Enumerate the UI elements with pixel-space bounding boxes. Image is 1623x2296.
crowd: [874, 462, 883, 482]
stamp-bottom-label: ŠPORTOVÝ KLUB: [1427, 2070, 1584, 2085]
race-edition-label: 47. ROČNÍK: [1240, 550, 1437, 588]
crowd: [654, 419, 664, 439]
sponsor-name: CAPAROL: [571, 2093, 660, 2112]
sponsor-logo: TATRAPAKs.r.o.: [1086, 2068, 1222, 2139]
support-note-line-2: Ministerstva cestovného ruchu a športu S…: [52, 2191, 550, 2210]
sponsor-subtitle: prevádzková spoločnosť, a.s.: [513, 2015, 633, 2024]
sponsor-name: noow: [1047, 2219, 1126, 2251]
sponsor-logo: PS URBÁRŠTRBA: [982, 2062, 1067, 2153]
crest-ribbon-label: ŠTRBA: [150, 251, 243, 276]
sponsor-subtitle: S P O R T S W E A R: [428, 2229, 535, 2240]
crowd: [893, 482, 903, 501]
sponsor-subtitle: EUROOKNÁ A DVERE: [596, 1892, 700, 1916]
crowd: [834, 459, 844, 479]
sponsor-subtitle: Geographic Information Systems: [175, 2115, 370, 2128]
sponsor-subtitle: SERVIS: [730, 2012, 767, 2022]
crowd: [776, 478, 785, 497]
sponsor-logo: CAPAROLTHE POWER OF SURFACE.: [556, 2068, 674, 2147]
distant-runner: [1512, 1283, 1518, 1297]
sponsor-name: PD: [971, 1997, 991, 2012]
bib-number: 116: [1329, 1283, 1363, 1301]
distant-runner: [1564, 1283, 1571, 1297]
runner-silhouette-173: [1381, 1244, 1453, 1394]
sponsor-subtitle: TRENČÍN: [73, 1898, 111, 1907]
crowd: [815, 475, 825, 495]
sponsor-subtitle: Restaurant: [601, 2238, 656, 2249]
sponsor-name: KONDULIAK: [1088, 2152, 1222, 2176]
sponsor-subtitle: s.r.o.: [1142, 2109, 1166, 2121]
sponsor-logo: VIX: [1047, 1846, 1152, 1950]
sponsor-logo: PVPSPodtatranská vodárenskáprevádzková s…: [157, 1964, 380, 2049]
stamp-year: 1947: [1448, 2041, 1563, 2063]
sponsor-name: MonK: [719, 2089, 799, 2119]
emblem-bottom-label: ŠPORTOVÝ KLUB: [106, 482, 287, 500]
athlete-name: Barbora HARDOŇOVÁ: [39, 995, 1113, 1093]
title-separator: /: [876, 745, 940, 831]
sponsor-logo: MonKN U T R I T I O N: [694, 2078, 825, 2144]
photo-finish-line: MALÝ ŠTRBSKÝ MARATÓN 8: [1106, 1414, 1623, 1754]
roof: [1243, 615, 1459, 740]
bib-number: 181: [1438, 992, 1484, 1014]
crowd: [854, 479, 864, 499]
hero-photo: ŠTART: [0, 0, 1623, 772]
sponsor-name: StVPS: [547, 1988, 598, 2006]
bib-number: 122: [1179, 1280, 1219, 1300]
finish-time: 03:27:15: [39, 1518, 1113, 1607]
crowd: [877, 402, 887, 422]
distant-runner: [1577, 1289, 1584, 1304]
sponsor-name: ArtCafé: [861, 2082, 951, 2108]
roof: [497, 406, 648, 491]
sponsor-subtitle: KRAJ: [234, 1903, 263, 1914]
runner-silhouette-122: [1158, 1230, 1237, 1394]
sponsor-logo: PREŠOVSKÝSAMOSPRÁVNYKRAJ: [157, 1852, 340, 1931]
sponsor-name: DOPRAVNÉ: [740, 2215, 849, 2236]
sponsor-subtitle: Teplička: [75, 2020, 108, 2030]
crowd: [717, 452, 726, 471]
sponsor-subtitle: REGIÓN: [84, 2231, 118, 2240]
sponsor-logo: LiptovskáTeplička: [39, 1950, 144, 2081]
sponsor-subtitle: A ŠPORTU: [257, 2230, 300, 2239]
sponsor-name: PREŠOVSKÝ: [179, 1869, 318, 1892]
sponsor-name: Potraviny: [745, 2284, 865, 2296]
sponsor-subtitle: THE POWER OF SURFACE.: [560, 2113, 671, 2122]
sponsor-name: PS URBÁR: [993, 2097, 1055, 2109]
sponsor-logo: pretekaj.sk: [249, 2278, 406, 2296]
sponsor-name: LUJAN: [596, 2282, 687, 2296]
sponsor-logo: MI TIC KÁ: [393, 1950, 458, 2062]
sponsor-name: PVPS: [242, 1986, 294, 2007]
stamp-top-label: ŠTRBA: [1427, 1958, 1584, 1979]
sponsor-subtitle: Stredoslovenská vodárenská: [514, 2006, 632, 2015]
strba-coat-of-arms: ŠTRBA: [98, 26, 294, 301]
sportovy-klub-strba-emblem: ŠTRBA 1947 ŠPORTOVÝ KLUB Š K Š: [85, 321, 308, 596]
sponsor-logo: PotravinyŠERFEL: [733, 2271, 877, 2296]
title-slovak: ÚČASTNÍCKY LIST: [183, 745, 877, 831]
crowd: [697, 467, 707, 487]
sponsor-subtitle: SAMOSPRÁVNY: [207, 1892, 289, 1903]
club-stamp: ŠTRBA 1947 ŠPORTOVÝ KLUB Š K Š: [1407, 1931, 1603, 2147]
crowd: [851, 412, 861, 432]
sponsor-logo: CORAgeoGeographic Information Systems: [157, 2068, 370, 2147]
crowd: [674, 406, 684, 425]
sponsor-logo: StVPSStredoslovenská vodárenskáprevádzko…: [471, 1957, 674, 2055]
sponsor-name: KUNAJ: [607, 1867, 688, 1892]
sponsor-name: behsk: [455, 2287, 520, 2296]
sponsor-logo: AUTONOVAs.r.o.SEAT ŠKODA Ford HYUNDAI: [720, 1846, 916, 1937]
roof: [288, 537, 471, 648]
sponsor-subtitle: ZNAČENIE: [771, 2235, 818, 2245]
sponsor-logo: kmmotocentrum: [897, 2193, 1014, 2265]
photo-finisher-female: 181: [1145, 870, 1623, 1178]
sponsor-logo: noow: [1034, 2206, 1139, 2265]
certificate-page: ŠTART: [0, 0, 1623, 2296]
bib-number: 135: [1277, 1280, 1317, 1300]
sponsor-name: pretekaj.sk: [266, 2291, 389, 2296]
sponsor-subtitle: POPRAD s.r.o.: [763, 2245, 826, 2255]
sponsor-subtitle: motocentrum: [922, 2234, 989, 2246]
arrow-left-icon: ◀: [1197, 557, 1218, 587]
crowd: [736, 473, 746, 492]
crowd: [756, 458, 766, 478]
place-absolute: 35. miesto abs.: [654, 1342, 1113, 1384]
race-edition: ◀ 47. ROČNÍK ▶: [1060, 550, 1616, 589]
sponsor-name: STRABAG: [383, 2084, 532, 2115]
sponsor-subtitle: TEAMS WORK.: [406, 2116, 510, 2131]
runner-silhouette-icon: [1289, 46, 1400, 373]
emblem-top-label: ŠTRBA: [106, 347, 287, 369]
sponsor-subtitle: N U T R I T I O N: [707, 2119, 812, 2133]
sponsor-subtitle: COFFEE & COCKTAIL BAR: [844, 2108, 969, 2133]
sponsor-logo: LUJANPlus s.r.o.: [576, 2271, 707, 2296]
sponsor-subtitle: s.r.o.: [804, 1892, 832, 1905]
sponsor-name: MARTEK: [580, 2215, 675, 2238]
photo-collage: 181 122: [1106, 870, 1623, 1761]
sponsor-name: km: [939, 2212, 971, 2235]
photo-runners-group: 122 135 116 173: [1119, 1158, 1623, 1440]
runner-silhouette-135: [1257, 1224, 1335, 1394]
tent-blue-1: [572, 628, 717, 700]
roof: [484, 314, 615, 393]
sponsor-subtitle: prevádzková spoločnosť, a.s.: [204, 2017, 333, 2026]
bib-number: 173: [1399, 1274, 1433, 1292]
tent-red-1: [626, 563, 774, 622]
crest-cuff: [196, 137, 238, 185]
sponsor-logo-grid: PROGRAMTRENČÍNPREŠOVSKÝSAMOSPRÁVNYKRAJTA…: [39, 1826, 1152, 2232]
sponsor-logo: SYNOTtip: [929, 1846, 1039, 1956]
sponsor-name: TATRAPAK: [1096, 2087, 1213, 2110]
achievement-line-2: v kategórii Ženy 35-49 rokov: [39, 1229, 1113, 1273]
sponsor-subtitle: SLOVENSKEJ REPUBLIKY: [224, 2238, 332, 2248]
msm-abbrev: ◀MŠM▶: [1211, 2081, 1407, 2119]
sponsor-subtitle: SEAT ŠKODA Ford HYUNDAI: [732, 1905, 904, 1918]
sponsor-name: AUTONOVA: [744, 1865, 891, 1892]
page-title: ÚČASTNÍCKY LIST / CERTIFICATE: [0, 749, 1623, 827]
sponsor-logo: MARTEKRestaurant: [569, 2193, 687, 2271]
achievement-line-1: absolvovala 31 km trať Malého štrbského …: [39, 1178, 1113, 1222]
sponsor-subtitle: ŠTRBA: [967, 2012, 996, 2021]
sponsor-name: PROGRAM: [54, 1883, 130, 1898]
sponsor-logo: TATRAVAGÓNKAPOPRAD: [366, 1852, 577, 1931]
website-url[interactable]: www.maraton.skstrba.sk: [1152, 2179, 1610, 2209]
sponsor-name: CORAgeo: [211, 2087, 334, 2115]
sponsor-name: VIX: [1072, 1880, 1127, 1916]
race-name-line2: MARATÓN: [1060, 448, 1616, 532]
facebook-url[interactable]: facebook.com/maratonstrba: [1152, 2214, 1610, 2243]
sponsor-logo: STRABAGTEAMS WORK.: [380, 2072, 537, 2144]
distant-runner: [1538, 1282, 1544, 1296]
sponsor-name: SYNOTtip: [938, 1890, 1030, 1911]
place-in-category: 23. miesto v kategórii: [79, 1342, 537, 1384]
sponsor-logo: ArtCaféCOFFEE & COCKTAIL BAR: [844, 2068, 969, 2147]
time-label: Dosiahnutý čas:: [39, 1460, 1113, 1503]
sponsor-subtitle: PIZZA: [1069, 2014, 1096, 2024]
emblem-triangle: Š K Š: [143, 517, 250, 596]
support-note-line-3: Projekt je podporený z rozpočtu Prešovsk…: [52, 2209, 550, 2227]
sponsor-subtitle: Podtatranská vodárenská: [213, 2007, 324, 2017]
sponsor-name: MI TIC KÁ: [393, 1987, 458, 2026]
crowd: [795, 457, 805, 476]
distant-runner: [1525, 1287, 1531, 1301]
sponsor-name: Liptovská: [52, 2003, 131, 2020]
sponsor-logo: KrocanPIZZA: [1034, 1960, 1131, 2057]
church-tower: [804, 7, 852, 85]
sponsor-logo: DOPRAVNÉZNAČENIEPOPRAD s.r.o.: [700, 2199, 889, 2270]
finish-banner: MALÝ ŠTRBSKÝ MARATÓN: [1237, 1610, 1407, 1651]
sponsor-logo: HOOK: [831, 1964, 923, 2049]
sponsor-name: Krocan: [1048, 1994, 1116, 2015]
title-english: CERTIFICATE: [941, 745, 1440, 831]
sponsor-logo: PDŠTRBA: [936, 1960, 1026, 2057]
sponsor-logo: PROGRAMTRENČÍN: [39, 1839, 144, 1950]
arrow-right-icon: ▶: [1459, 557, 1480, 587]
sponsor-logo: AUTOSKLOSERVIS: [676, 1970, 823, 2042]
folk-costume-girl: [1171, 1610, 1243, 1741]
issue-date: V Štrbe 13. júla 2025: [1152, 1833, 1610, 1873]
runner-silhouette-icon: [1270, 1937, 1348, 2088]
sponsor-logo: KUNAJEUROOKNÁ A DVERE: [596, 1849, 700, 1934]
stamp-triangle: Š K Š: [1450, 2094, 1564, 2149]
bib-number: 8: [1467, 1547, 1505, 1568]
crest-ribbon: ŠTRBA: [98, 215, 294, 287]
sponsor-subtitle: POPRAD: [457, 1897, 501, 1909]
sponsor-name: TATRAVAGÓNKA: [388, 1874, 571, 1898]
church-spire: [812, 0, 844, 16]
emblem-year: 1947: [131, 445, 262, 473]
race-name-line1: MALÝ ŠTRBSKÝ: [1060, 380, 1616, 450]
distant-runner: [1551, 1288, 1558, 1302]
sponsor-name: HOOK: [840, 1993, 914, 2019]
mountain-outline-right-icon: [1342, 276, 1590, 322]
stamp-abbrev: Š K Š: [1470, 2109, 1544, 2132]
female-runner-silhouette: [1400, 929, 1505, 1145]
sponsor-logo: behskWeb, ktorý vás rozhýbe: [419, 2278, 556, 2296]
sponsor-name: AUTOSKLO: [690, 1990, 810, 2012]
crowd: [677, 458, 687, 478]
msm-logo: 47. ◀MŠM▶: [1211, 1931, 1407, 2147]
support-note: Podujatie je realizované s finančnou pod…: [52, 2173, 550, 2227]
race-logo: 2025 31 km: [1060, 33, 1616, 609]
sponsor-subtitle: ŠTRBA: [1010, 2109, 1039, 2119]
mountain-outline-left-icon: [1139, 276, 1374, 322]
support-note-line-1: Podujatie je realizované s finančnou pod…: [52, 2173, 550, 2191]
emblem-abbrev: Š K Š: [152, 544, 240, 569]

▶ _GIVEN PROBLEM_: Reproduce everything from the first line of the data down to the line containing "crowd: [893, 482, 903, 501]", including both of those lines.

▶ _COMPLETED TASK_:
Enumerate the UI elements with pixel-space bounding boxes. Image is 1623x2296.
crowd: [874, 462, 883, 482]
stamp-bottom-label: ŠPORTOVÝ KLUB: [1427, 2070, 1584, 2085]
race-edition-label: 47. ROČNÍK: [1240, 550, 1437, 588]
crowd: [654, 419, 664, 439]
sponsor-name: CAPAROL: [571, 2093, 660, 2112]
sponsor-logo: TATRAPAKs.r.o.: [1086, 2068, 1222, 2139]
support-note-line-2: Ministerstva cestovného ruchu a športu S…: [52, 2191, 550, 2210]
sponsor-subtitle: prevádzková spoločnosť, a.s.: [513, 2015, 633, 2024]
sponsor-name: noow: [1047, 2219, 1126, 2251]
sponsor-logo: PS URBÁRŠTRBA: [982, 2062, 1067, 2153]
crest-ribbon-label: ŠTRBA: [150, 251, 243, 276]
sponsor-subtitle: S P O R T S W E A R: [428, 2229, 535, 2240]
crowd: [893, 482, 903, 501]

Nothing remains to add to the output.